----- Data to use

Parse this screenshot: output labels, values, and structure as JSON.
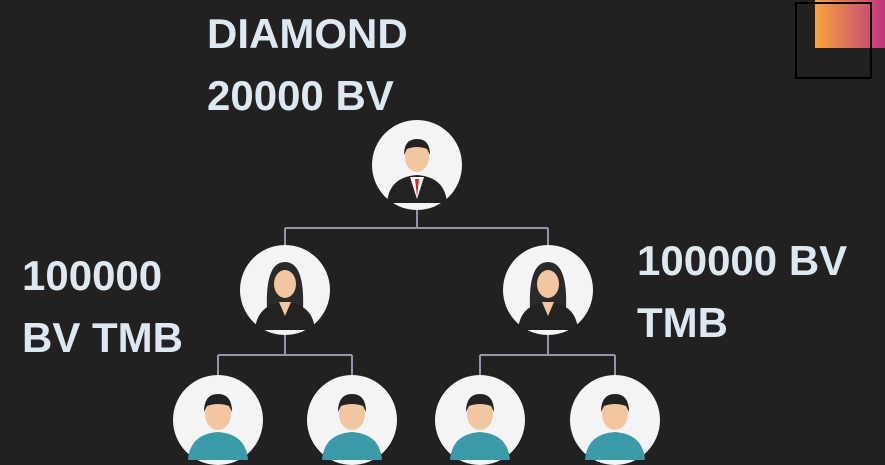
{
  "top": {
    "lines": [
      "DIAMOND",
      "20000 BV"
    ]
  },
  "left": {
    "lines": [
      "100000",
      "BV TMB"
    ]
  },
  "right": {
    "lines": [
      "100000 BV",
      "TMB"
    ]
  }
}
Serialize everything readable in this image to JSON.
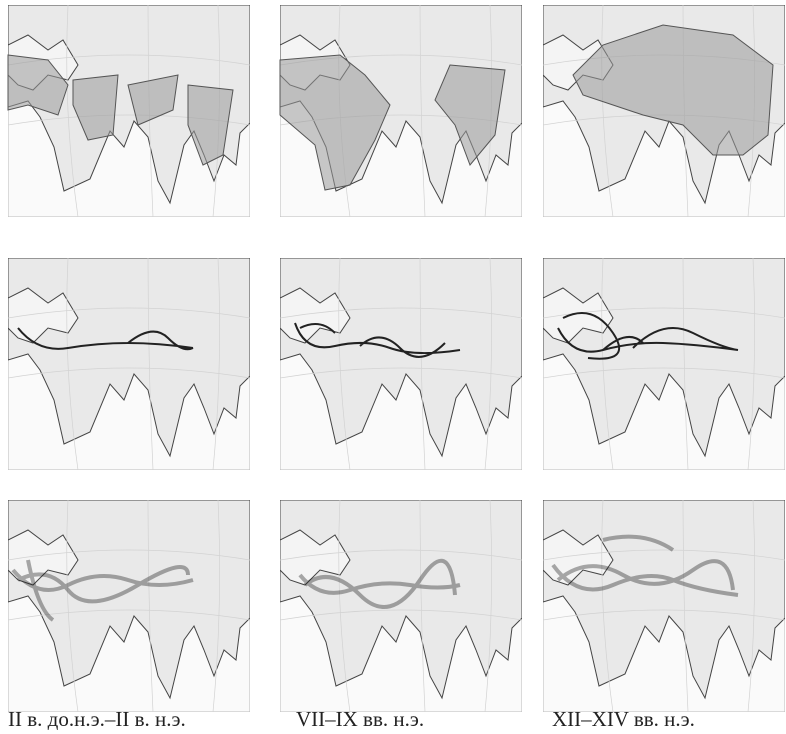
{
  "captions": [
    "II в. до.н.э.–II в. н.э.",
    "VII–IX вв. н.э.",
    "XII–XIV вв. н.э."
  ]
}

----------

▶ _Task statement_:
Reproduce each record above by retyping it exactly; omit all images.

▶ _Expected output_:
Parse this screenshot: output labels, values, and structure as JSON.
{
  "top": {
    "lines": [
      "DIAMOND",
      "20000 BV"
    ]
  },
  "left": {
    "lines": [
      "100000",
      "BV TMB"
    ]
  },
  "right": {
    "lines": [
      "100000 BV",
      "TMB"
    ]
  }
}
Serialize everything readable in this image to JSON.
{
  "captions": [
    "II в. до.н.э.–II в. н.э.",
    "VII–IX вв. н.э.",
    "XII–XIV вв. н.э."
  ]
}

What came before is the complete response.